■ **Items**
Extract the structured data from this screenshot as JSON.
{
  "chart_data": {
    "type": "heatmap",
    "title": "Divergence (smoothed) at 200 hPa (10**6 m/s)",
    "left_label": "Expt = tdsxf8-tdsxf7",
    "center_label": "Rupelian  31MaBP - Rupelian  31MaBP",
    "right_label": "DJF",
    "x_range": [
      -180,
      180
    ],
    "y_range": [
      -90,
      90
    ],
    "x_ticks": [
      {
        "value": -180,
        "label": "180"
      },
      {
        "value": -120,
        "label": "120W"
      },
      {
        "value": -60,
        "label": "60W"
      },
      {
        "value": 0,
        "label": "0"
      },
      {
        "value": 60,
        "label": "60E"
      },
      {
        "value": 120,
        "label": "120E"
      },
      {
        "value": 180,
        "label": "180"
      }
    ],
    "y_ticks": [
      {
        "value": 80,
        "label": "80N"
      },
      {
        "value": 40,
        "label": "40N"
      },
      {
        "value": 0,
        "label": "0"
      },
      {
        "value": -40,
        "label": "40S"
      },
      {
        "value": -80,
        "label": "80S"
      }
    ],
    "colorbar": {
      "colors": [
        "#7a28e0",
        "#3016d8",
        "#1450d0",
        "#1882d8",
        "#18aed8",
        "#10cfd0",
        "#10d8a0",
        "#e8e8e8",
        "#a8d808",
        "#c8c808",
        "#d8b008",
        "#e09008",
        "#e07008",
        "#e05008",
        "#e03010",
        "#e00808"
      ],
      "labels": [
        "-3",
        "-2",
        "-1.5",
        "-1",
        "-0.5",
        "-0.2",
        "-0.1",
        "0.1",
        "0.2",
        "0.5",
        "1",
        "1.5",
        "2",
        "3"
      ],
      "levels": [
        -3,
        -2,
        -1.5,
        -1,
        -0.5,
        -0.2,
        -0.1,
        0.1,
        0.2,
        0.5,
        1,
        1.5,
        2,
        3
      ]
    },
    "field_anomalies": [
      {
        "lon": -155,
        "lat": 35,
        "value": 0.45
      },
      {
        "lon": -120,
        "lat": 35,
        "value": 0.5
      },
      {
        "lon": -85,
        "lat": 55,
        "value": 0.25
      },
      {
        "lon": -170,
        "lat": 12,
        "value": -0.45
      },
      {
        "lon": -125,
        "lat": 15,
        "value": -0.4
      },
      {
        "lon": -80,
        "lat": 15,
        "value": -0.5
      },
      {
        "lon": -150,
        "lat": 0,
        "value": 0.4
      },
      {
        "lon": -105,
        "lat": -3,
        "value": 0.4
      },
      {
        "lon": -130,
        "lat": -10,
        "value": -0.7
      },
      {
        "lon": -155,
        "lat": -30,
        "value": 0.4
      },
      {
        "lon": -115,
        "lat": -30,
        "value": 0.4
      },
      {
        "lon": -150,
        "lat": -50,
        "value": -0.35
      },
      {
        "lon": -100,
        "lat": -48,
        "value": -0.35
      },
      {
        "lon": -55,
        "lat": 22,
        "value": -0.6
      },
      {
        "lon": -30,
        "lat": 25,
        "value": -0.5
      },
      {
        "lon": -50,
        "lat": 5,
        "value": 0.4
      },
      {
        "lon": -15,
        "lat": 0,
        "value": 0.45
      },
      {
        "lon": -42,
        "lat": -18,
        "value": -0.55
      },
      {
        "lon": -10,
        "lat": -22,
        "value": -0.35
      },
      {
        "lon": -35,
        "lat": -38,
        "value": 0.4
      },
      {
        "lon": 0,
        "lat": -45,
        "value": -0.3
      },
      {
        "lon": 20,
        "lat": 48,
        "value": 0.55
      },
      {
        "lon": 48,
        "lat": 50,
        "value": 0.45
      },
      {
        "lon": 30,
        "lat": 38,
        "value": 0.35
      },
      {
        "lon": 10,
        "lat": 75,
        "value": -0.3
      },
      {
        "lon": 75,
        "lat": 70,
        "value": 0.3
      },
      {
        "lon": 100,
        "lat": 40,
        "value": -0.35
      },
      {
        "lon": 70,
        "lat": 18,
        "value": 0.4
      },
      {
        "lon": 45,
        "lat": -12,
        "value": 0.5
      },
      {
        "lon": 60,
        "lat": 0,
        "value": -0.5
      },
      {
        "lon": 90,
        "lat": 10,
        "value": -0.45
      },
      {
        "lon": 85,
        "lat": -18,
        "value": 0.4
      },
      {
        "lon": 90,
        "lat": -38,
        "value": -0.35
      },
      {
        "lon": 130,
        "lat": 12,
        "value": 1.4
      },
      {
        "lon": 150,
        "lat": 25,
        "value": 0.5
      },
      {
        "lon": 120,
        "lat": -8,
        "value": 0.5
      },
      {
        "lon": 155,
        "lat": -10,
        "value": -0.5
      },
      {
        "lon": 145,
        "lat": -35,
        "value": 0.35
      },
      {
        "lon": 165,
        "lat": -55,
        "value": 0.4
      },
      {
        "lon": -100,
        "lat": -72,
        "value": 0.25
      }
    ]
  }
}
* * *
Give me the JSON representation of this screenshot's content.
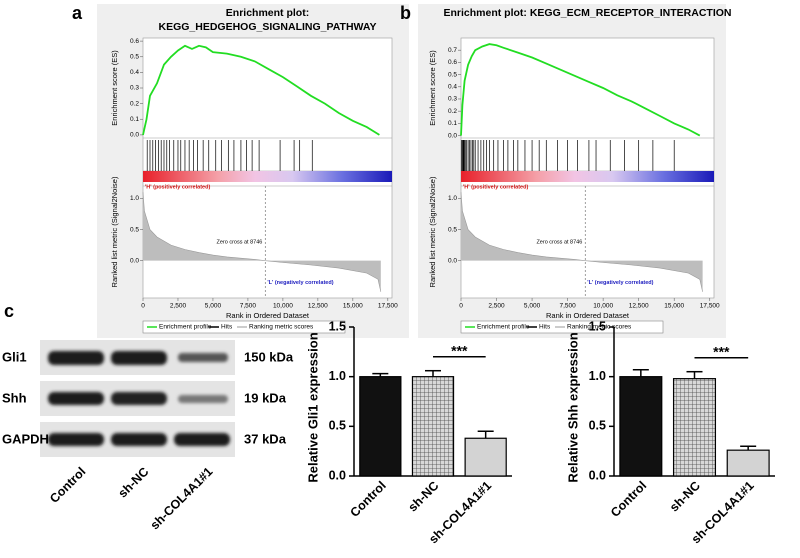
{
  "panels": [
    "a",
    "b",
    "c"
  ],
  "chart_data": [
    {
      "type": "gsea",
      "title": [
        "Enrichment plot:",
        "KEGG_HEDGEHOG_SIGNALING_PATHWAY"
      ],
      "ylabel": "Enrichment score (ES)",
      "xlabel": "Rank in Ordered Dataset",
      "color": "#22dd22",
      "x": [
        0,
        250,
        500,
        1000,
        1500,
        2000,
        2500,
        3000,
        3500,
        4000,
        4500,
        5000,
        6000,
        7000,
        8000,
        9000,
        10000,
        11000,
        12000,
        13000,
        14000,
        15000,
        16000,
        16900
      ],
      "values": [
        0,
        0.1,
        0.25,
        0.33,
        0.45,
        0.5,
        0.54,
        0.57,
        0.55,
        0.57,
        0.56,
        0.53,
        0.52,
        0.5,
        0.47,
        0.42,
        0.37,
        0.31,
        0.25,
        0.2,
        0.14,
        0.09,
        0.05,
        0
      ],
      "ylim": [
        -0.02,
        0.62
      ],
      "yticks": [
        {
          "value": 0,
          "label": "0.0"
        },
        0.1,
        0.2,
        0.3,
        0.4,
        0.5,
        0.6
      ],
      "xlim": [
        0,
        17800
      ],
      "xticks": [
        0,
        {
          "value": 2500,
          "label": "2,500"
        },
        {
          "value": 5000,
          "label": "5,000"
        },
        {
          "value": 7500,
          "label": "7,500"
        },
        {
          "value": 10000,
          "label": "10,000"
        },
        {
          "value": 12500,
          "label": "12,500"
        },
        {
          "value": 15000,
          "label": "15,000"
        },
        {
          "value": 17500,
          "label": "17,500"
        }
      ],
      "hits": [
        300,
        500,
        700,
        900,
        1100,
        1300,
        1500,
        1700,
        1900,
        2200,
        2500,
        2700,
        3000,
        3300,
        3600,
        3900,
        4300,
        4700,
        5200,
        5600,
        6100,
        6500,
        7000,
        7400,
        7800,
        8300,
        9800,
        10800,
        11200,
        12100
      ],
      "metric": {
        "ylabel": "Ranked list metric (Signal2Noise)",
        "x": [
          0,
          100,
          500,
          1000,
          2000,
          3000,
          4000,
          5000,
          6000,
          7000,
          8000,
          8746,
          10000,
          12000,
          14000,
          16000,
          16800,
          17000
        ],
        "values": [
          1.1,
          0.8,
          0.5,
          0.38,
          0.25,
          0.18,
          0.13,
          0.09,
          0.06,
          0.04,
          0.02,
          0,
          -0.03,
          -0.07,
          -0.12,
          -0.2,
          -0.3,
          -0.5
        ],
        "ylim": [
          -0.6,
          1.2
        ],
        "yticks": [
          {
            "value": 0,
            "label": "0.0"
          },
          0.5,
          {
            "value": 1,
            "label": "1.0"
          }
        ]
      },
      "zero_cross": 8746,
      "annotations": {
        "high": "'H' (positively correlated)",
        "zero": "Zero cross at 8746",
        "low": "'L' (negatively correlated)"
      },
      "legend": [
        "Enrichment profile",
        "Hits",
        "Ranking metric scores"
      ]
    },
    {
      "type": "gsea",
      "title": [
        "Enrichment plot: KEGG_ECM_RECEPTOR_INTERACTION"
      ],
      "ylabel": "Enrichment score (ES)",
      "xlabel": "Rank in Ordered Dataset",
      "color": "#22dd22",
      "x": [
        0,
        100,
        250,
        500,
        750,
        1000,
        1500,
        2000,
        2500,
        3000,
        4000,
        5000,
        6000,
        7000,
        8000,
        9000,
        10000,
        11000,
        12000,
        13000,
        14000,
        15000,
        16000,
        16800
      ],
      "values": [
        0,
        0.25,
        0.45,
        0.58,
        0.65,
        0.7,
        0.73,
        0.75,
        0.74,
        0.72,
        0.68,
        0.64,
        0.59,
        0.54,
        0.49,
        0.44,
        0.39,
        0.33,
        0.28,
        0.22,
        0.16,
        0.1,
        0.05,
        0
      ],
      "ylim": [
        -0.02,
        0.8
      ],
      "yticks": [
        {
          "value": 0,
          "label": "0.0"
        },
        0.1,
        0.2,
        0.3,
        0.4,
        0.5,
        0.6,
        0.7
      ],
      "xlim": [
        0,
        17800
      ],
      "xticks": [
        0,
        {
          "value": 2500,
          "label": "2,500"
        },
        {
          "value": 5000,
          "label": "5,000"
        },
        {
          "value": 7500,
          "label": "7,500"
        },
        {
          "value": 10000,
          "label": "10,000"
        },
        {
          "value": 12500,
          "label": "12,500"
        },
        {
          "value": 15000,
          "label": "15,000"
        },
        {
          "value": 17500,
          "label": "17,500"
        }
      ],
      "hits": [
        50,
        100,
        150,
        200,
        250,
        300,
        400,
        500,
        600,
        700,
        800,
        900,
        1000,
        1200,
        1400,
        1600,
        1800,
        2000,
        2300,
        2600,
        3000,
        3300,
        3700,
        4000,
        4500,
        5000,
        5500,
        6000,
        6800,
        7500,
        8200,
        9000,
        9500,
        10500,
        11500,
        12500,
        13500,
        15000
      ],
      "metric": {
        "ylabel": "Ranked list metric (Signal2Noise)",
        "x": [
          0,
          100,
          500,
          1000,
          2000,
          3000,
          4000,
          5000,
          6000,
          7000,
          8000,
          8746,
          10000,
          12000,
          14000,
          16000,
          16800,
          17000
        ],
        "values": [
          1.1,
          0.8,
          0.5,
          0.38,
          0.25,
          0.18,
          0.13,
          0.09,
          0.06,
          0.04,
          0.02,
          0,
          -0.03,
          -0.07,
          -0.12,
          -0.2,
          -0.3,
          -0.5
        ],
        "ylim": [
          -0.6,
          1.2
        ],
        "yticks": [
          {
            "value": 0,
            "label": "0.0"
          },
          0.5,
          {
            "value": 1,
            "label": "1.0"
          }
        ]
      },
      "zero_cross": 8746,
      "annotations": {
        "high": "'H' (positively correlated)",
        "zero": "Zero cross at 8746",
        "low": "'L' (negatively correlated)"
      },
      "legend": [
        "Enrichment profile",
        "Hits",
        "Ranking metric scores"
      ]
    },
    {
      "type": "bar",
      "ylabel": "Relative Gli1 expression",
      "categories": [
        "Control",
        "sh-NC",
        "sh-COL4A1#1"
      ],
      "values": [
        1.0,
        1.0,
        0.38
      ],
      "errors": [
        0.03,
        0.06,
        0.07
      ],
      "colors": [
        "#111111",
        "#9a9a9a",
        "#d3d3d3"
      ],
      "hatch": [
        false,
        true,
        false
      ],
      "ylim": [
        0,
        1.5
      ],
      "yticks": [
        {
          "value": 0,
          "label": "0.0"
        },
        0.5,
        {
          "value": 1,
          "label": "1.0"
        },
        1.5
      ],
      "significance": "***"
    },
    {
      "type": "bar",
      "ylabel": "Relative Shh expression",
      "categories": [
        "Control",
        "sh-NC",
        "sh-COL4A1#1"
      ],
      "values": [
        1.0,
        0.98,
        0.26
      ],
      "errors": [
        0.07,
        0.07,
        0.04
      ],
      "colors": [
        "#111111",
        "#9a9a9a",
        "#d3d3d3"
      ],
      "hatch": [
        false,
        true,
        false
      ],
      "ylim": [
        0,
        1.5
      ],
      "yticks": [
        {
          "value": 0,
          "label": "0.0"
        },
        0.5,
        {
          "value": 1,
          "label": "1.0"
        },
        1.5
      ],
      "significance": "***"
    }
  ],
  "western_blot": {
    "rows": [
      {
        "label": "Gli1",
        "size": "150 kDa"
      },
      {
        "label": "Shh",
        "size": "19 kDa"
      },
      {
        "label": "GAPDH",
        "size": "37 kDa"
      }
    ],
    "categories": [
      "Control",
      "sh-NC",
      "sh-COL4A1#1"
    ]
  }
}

■ **Directive**
Find how many lines hold the string "screenshot", and state that number alone.

■ **Exercise result**
2